#### GIVEN PROBLEM:
Everything in the listing should be restated word for word.

## Start DATA RECORDS

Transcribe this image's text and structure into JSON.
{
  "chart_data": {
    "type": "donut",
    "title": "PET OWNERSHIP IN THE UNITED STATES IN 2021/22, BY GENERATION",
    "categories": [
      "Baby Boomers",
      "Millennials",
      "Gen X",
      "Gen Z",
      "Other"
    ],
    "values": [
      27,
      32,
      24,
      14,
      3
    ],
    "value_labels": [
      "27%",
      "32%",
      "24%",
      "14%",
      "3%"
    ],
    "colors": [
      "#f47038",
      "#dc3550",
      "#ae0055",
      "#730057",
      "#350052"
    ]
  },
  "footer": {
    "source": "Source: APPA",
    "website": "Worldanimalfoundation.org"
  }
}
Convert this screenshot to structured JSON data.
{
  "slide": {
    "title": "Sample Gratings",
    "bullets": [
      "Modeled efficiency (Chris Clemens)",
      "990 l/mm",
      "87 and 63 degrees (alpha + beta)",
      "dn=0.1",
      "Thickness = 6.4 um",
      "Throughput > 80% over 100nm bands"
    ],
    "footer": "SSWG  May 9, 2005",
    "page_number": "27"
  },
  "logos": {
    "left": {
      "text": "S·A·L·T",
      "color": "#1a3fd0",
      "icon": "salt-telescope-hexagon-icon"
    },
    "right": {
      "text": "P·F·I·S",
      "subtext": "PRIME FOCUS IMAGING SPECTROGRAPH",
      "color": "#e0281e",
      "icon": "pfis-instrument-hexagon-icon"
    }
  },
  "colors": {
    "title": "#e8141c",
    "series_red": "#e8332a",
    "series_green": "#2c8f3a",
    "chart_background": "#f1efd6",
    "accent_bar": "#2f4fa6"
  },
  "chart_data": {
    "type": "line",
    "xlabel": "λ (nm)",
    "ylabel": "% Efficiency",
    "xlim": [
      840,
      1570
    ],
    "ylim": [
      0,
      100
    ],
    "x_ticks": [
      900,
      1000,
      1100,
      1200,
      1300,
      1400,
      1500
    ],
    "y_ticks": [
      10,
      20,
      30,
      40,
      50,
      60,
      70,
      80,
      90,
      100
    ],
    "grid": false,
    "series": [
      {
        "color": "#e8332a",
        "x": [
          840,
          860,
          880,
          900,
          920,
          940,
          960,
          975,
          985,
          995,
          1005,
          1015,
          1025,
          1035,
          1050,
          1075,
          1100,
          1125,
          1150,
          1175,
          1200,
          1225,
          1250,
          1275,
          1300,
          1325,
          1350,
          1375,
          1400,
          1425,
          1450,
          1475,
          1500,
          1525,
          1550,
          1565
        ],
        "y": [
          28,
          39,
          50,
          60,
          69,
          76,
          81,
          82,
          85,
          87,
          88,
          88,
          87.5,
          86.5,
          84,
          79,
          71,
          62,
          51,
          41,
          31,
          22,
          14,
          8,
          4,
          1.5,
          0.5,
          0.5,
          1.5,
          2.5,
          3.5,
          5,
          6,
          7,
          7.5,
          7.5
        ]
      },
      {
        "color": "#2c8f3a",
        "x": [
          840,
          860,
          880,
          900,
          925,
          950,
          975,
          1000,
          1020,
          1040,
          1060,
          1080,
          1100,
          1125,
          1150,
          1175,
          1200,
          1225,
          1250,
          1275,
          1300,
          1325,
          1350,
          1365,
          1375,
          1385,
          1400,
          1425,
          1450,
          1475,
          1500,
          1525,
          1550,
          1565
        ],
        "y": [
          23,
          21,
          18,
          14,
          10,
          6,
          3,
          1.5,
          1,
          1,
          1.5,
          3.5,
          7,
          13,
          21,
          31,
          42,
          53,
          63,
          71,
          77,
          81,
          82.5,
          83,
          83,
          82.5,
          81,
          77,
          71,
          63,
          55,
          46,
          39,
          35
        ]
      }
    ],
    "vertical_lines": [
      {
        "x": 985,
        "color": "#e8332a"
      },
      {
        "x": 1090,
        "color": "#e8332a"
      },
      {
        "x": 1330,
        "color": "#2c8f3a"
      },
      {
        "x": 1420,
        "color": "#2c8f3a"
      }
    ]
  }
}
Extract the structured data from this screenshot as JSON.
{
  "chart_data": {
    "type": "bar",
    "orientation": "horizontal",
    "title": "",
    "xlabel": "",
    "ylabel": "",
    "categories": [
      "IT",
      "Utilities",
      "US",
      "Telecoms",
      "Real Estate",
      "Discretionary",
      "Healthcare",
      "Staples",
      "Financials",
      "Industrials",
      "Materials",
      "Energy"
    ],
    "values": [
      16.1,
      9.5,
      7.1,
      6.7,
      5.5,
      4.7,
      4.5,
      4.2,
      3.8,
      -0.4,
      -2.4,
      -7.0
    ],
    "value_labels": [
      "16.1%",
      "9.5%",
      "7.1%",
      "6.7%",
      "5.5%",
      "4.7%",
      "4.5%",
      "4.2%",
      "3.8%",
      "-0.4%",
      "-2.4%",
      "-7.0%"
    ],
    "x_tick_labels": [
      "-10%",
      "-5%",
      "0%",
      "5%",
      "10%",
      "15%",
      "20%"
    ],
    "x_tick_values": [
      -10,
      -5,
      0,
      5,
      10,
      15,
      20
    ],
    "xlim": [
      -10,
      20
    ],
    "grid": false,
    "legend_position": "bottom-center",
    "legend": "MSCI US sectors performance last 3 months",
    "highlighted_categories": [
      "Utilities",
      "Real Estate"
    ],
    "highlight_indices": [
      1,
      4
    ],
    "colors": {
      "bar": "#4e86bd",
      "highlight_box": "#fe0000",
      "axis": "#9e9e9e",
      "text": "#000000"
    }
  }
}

## End DATA RECORDS

#### REPLY:
Transcribe this image's text and structure into JSON.
{
  "chart_data": {
    "type": "donut",
    "title": "PET OWNERSHIP IN THE UNITED STATES IN 2021/22, BY GENERATION",
    "categories": [
      "Baby Boomers",
      "Millennials",
      "Gen X",
      "Gen Z",
      "Other"
    ],
    "values": [
      27,
      32,
      24,
      14,
      3
    ],
    "value_labels": [
      "27%",
      "32%",
      "24%",
      "14%",
      "3%"
    ],
    "colors": [
      "#f47038",
      "#dc3550",
      "#ae0055",
      "#730057",
      "#350052"
    ]
  },
  "footer": {
    "source": "Source: APPA",
    "website": "Worldanimalfoundation.org"
  }
}
Convert this screenshot to structured JSON data.
{
  "slide": {
    "title": "Sample Gratings",
    "bullets": [
      "Modeled efficiency (Chris Clemens)",
      "990 l/mm",
      "87 and 63 degrees (alpha + beta)",
      "dn=0.1",
      "Thickness = 6.4 um",
      "Throughput > 80% over 100nm bands"
    ],
    "footer": "SSWG  May 9, 2005",
    "page_number": "27"
  },
  "logos": {
    "left": {
      "text": "S·A·L·T",
      "color": "#1a3fd0",
      "icon": "salt-telescope-hexagon-icon"
    },
    "right": {
      "text": "P·F·I·S",
      "subtext": "PRIME FOCUS IMAGING SPECTROGRAPH",
      "color": "#e0281e",
      "icon": "pfis-instrument-hexagon-icon"
    }
  },
  "colors": {
    "title": "#e8141c",
    "series_red": "#e8332a",
    "series_green": "#2c8f3a",
    "chart_background": "#f1efd6",
    "accent_bar": "#2f4fa6"
  },
  "chart_data": {
    "type": "line",
    "xlabel": "λ (nm)",
    "ylabel": "% Efficiency",
    "xlim": [
      840,
      1570
    ],
    "ylim": [
      0,
      100
    ],
    "x_ticks": [
      900,
      1000,
      1100,
      1200,
      1300,
      1400,
      1500
    ],
    "y_ticks": [
      10,
      20,
      30,
      40,
      50,
      60,
      70,
      80,
      90,
      100
    ],
    "grid": false,
    "series": [
      {
        "color": "#e8332a",
        "x": [
          840,
          860,
          880,
          900,
          920,
          940,
          960,
          975,
          985,
          995,
          1005,
          1015,
          1025,
          1035,
          1050,
          1075,
          1100,
          1125,
          1150,
          1175,
          1200,
          1225,
          1250,
          1275,
          1300,
          1325,
          1350,
          1375,
          1400,
          1425,
          1450,
          1475,
          1500,
          1525,
          1550,
          1565
        ],
        "y": [
          28,
          39,
          50,
          60,
          69,
          76,
          81,
          82,
          85,
          87,
          88,
          88,
          87.5,
          86.5,
          84,
          79,
          71,
          62,
          51,
          41,
          31,
          22,
          14,
          8,
          4,
          1.5,
          0.5,
          0.5,
          1.5,
          2.5,
          3.5,
          5,
          6,
          7,
          7.5,
          7.5
        ]
      },
      {
        "color": "#2c8f3a",
        "x": [
          840,
          860,
          880,
          900,
          925,
          950,
          975,
          1000,
          1020,
          1040,
          1060,
          1080,
          1100,
          1125,
          1150,
          1175,
          1200,
          1225,
          1250,
          1275,
          1300,
          1325,
          1350,
          1365,
          1375,
          1385,
          1400,
          1425,
          1450,
          1475,
          1500,
          1525,
          1550,
          1565
        ],
        "y": [
          23,
          21,
          18,
          14,
          10,
          6,
          3,
          1.5,
          1,
          1,
          1.5,
          3.5,
          7,
          13,
          21,
          31,
          42,
          53,
          63,
          71,
          77,
          81,
          82.5,
          83,
          83,
          82.5,
          81,
          77,
          71,
          63,
          55,
          46,
          39,
          35
        ]
      }
    ],
    "vertical_lines": [
      {
        "x": 985,
        "color": "#e8332a"
      },
      {
        "x": 1090,
        "color": "#e8332a"
      },
      {
        "x": 1330,
        "color": "#2c8f3a"
      },
      {
        "x": 1420,
        "color": "#2c8f3a"
      }
    ]
  }
}
Extract the structured data from this screenshot as JSON.
{
  "chart_data": {
    "type": "bar",
    "orientation": "horizontal",
    "title": "",
    "xlabel": "",
    "ylabel": "",
    "categories": [
      "IT",
      "Utilities",
      "US",
      "Telecoms",
      "Real Estate",
      "Discretionary",
      "Healthcare",
      "Staples",
      "Financials",
      "Industrials",
      "Materials",
      "Energy"
    ],
    "values": [
      16.1,
      9.5,
      7.1,
      6.7,
      5.5,
      4.7,
      4.5,
      4.2,
      3.8,
      -0.4,
      -2.4,
      -7.0
    ],
    "value_labels": [
      "16.1%",
      "9.5%",
      "7.1%",
      "6.7%",
      "5.5%",
      "4.7%",
      "4.5%",
      "4.2%",
      "3.8%",
      "-0.4%",
      "-2.4%",
      "-7.0%"
    ],
    "x_tick_labels": [
      "-10%",
      "-5%",
      "0%",
      "5%",
      "10%",
      "15%",
      "20%"
    ],
    "x_tick_values": [
      -10,
      -5,
      0,
      5,
      10,
      15,
      20
    ],
    "xlim": [
      -10,
      20
    ],
    "grid": false,
    "legend_position": "bottom-center",
    "legend": "MSCI US sectors performance last 3 months",
    "highlighted_categories": [
      "Utilities",
      "Real Estate"
    ],
    "highlight_indices": [
      1,
      4
    ],
    "colors": {
      "bar": "#4e86bd",
      "highlight_box": "#fe0000",
      "axis": "#9e9e9e",
      "text": "#000000"
    }
  }
}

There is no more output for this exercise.